=== Supplied data ===

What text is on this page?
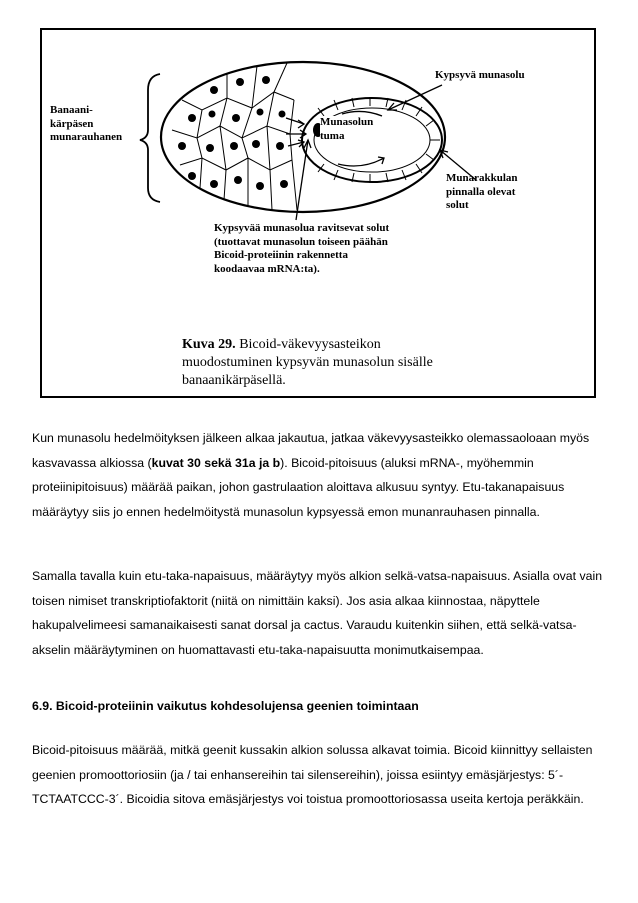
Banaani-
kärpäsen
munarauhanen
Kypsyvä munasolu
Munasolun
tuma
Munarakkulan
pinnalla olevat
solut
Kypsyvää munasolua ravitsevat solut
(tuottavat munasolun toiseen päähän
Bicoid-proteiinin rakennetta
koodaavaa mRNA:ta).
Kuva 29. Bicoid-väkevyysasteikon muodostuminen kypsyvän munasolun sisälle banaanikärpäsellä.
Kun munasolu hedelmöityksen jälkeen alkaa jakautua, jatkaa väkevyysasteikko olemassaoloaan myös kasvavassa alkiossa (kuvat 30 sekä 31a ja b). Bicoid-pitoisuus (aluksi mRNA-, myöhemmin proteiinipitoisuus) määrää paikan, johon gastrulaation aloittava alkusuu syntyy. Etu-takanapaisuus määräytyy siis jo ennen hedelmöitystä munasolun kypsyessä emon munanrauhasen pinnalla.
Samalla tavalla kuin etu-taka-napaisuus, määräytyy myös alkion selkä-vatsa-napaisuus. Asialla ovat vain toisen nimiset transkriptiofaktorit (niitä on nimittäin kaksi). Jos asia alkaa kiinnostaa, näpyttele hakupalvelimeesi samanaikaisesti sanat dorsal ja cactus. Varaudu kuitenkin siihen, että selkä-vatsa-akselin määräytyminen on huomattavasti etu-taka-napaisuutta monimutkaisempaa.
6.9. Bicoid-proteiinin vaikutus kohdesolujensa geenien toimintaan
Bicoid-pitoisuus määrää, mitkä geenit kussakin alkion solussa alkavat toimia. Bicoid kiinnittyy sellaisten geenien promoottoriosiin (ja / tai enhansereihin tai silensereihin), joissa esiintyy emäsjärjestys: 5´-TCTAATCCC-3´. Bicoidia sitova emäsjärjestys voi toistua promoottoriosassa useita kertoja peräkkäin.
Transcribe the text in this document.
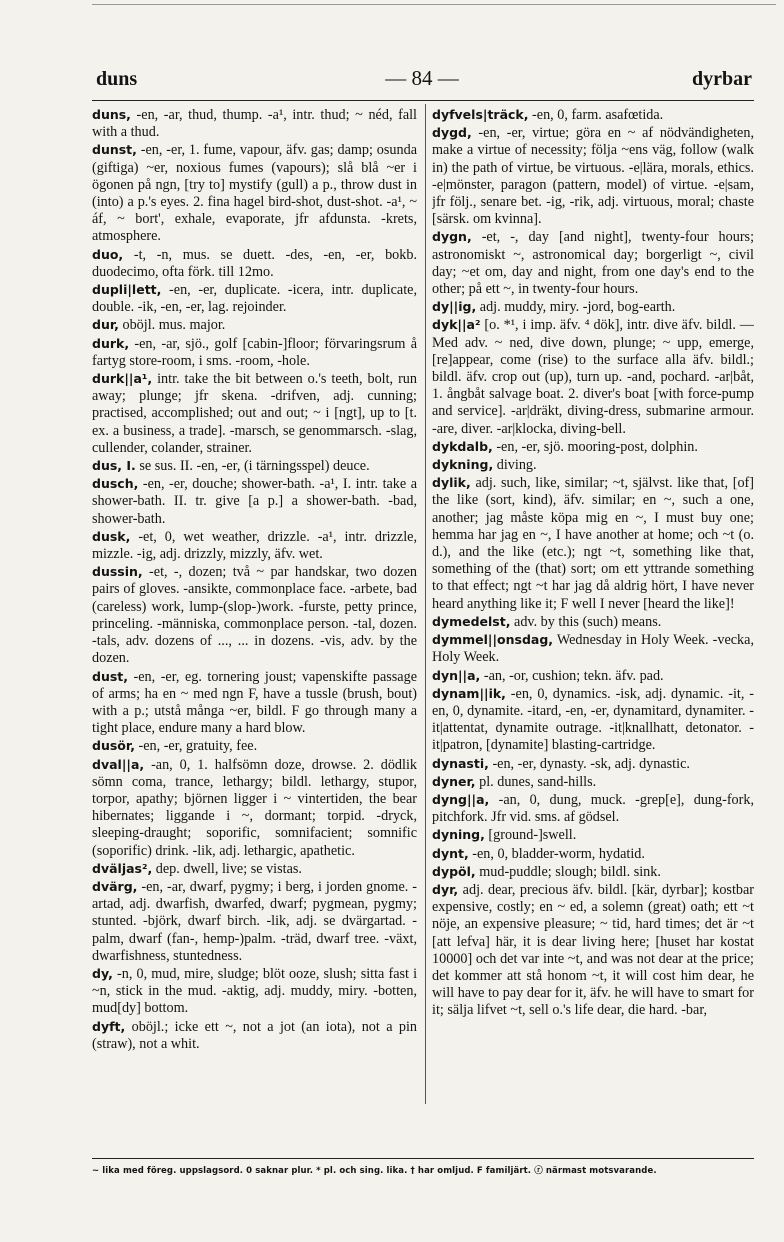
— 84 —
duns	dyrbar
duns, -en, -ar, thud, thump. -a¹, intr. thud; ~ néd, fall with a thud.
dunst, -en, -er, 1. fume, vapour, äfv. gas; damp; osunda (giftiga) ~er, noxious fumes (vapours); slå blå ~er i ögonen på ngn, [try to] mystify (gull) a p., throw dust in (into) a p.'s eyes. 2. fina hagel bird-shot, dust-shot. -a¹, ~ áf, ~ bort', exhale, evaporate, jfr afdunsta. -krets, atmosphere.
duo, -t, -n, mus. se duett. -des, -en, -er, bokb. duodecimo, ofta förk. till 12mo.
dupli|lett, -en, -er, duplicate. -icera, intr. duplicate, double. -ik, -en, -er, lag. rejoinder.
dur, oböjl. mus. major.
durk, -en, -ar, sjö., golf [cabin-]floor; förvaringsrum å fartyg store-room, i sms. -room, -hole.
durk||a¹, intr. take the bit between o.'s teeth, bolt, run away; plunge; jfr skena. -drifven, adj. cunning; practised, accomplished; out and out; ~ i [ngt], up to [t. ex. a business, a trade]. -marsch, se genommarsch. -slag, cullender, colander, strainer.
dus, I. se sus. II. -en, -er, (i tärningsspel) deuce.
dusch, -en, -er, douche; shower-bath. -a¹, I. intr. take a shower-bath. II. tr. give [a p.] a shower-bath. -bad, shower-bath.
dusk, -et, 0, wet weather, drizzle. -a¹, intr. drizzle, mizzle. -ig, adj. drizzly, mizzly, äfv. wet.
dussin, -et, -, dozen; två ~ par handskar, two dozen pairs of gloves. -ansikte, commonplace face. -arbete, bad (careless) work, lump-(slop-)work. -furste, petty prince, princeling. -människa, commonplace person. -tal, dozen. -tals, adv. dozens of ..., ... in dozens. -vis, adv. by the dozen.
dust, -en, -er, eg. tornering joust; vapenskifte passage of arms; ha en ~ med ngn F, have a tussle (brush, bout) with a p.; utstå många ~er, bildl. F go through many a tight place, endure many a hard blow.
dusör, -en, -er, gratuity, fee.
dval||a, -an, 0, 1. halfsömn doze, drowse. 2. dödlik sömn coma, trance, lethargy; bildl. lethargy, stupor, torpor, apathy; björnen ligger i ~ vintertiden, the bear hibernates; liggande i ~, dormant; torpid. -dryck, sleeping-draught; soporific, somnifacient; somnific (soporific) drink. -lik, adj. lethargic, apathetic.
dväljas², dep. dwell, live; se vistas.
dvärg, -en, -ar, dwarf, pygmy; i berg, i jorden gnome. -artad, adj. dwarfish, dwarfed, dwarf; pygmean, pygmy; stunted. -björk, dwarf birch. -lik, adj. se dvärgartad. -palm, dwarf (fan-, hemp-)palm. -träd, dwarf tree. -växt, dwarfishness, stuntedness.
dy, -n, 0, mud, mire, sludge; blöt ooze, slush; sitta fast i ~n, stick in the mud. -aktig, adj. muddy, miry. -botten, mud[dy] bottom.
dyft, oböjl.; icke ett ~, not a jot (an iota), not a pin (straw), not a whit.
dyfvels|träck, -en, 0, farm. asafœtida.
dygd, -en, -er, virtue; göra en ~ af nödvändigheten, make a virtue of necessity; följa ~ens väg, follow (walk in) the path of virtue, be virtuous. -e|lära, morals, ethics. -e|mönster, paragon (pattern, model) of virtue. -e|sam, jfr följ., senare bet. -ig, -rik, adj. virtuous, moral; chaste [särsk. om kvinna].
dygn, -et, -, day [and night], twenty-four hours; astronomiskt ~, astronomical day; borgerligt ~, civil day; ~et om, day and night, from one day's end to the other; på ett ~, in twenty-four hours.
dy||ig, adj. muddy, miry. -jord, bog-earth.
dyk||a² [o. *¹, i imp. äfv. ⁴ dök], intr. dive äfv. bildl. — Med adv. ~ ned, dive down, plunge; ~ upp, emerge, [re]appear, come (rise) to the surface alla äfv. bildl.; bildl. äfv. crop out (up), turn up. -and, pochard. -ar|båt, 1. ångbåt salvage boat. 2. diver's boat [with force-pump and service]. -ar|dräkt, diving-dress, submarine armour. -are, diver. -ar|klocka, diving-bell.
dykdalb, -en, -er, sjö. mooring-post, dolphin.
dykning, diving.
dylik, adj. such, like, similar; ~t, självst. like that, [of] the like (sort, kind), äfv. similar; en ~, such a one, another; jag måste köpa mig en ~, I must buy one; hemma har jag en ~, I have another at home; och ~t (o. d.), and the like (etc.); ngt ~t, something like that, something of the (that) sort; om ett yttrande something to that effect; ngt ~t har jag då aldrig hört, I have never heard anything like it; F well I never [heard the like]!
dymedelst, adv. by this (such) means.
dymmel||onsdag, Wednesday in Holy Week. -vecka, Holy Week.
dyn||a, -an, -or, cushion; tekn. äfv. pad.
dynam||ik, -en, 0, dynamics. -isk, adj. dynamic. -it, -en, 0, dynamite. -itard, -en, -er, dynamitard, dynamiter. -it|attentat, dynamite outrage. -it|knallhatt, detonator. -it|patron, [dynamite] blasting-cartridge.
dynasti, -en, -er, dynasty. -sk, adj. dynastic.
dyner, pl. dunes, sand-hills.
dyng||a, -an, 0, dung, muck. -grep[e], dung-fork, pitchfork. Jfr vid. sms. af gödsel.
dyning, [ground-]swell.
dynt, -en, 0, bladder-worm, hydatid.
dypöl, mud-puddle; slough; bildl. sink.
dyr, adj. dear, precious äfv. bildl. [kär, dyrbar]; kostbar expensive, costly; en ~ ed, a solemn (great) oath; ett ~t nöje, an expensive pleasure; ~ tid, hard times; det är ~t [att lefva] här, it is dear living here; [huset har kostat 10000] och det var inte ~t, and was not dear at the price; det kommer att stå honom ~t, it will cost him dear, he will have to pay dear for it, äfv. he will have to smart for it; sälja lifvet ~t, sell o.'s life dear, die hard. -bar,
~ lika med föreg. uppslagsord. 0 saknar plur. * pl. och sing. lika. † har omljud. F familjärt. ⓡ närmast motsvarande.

===

### Description of the task:
Select and copy each line from the data that includes the word "take".

### Exercise solution:
durk||a¹, intr. take the bit between o.'s teeth, bolt, run away; plunge; jfr skena. -drifven, adj. cunning; practised, accomplished; out and out; ~ i [ngt], up to [t. ex. a business, a trade]. -marsch, se genommarsch. -slag, cullender, colander, strainer.
dusch, -en, -er, douche; shower-bath. -a¹, I. intr. take a shower-bath. II. tr. give [a p.] a shower-bath. -bad, shower-bath.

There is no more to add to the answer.